→ What is needed
In the listing below, locate the lines that hold the string "this". Copy those lines.

→ Records from a collection of figures
▬▬▬▬▬▬▬▬▬▬
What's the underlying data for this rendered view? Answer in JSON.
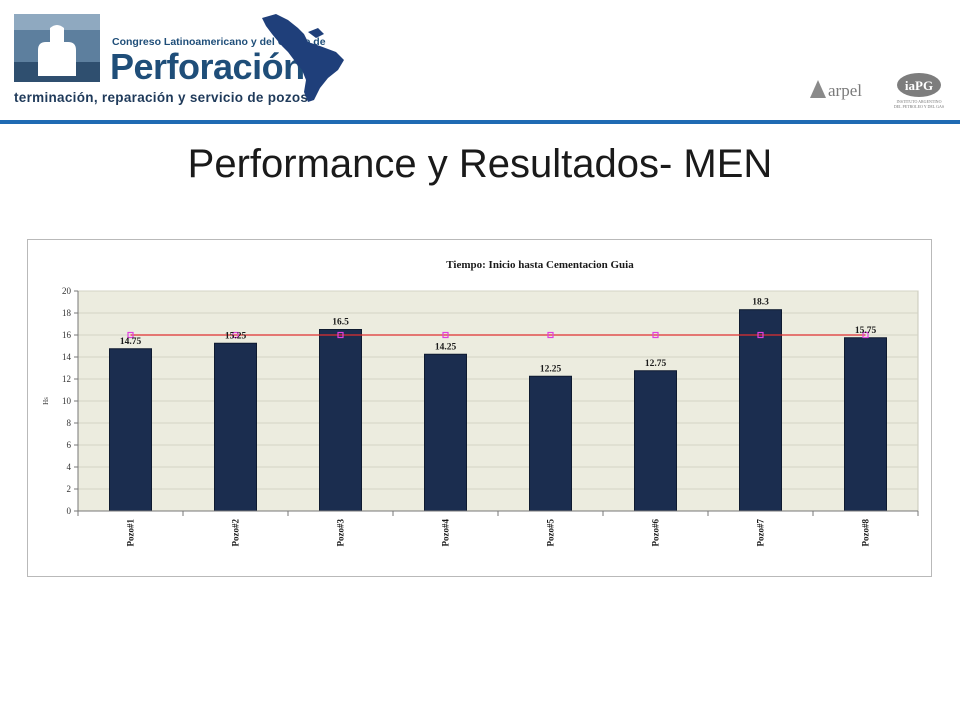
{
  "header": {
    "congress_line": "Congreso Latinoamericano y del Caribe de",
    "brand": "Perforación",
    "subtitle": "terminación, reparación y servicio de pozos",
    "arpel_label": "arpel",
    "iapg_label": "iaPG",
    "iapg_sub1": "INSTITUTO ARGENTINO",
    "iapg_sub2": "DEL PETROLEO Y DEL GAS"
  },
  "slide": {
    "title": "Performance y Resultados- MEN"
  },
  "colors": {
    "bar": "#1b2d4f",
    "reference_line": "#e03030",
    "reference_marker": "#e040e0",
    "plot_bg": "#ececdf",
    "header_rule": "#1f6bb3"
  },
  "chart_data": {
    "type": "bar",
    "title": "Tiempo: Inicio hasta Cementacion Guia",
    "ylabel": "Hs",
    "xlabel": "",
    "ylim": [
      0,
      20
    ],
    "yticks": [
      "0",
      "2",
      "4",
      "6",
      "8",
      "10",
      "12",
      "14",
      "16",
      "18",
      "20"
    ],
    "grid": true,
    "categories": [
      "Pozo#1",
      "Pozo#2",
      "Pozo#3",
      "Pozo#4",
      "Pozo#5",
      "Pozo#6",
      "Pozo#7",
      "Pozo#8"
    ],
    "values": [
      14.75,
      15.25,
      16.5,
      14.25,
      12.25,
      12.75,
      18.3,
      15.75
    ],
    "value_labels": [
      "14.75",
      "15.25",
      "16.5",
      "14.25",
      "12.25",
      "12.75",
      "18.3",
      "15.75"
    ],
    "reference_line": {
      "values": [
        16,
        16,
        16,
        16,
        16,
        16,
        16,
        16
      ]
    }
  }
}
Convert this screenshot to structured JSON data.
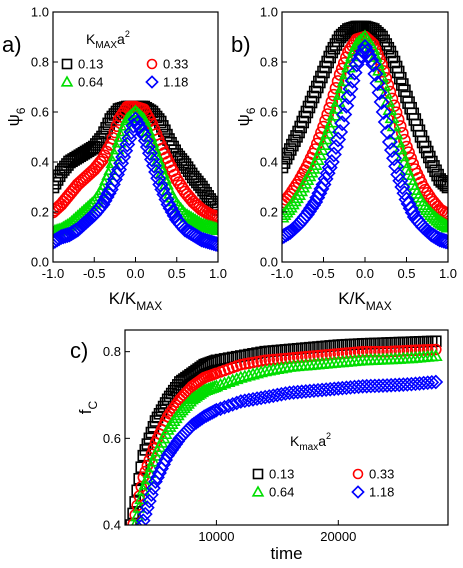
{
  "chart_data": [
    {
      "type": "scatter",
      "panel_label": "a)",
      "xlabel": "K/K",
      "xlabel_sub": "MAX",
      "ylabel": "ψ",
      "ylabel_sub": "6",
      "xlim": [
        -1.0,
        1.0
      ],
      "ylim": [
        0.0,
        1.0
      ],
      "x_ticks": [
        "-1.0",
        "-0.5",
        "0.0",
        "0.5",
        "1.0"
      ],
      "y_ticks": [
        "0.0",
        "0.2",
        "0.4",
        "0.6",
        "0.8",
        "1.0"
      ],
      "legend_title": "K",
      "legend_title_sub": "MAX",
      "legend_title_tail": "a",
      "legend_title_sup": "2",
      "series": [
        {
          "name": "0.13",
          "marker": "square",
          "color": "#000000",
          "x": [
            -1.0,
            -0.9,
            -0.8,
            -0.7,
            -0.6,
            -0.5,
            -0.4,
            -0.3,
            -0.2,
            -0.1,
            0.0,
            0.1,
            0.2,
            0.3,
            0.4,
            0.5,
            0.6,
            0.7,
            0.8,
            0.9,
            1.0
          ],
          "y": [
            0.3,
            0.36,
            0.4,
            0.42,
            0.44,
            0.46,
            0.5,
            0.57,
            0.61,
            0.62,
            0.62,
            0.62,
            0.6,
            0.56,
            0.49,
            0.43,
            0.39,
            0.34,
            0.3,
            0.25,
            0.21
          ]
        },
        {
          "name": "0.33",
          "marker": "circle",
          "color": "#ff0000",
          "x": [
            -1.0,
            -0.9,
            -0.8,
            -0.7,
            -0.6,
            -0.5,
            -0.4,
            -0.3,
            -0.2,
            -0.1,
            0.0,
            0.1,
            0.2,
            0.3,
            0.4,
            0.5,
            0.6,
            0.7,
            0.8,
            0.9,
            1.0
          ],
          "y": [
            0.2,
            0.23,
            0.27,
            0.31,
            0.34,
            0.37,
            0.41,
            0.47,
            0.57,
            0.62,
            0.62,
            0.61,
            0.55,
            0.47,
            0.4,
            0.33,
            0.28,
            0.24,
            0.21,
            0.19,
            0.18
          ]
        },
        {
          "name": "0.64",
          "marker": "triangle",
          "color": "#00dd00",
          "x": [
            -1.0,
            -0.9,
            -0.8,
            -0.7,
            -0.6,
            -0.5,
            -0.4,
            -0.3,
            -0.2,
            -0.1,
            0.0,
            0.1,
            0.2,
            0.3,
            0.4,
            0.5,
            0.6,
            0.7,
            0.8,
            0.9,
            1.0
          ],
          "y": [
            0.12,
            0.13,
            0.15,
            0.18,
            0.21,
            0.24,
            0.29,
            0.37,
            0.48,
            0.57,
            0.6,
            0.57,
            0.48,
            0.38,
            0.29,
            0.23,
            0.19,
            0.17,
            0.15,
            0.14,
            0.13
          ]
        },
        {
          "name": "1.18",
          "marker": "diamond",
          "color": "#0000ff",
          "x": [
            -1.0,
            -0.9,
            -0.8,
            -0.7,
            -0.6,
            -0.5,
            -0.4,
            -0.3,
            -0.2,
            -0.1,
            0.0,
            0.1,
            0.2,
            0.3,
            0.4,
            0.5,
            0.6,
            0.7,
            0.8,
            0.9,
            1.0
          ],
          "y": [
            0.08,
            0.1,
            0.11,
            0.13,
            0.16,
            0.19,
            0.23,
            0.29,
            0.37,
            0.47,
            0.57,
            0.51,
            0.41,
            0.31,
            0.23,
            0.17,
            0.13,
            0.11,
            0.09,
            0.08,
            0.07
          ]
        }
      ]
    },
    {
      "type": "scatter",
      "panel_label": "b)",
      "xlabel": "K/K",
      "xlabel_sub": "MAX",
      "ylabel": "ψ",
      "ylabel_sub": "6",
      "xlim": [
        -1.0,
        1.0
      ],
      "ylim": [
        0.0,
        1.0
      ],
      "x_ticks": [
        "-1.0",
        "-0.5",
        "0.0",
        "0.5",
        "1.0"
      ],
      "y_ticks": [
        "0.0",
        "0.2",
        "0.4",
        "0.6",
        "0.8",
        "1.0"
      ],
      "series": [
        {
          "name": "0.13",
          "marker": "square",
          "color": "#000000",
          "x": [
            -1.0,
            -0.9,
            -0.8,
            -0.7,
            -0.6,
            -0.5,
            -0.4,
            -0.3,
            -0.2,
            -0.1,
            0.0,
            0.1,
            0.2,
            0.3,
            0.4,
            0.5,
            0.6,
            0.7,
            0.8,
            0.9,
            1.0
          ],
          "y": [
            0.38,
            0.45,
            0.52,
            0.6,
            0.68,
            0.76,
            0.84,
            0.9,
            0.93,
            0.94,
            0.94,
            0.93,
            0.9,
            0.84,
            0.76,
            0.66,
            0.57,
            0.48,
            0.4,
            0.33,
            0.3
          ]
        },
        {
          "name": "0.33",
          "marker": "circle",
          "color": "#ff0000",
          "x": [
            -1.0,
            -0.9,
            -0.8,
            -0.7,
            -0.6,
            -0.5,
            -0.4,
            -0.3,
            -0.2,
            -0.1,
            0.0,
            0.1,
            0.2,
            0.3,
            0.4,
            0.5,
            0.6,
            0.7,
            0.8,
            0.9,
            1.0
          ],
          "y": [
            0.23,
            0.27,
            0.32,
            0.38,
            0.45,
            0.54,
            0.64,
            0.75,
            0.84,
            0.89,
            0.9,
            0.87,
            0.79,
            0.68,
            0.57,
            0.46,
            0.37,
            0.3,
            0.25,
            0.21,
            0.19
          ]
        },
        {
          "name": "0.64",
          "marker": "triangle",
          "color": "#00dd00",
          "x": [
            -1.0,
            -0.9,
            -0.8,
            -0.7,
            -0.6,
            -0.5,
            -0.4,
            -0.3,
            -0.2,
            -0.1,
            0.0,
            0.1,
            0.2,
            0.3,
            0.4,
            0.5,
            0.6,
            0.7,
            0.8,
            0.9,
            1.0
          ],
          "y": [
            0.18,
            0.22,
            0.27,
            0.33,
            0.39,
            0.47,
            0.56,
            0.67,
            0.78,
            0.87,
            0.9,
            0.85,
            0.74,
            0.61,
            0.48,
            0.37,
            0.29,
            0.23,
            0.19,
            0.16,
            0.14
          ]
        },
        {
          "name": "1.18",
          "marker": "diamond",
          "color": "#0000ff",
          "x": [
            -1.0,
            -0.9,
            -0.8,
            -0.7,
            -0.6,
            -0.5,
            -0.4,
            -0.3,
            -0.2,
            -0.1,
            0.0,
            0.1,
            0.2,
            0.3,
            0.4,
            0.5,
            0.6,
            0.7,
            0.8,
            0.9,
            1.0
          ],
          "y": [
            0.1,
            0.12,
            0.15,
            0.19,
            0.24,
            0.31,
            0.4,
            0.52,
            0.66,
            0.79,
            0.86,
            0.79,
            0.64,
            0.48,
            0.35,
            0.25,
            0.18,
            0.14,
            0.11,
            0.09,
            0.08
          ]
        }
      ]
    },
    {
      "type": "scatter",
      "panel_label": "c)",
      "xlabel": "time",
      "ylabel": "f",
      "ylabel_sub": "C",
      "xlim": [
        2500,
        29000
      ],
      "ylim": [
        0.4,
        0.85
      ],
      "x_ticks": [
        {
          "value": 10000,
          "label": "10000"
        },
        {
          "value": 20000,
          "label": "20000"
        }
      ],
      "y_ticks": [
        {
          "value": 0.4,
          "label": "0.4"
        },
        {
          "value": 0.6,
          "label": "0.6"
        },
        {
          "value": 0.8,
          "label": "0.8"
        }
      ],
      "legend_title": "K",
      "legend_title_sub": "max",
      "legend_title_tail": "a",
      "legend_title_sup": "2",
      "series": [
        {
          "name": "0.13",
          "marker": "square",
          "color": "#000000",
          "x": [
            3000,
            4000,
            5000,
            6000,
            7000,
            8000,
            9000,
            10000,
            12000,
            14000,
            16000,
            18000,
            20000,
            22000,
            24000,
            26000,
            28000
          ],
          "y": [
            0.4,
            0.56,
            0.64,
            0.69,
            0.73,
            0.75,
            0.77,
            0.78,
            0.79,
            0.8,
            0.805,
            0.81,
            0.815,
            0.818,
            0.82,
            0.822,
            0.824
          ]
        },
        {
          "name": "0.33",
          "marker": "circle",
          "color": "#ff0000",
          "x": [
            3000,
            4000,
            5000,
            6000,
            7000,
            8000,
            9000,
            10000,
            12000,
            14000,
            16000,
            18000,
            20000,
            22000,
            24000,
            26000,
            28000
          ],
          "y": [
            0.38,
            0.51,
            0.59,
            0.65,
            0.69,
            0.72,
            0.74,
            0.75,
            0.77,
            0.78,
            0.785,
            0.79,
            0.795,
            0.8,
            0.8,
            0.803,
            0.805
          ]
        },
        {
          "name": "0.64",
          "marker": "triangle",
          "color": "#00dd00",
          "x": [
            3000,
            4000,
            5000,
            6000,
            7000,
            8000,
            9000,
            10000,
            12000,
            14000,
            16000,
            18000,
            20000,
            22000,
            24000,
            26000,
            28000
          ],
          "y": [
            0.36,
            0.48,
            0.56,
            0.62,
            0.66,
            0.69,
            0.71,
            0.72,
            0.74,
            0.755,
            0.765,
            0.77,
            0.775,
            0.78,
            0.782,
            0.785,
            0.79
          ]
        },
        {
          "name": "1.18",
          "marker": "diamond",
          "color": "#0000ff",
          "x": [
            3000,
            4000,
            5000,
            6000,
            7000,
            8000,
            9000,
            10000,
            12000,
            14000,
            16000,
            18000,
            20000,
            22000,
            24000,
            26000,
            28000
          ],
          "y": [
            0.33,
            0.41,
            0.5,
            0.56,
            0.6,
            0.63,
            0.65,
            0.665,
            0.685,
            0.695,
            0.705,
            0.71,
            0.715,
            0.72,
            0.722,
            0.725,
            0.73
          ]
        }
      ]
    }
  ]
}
▬▬▬▬▬▬▬▬▬▬
→ Full solution
What's the underlying data for this rendered view? Answer in JSON.
Convert this screenshot to structured JSON data.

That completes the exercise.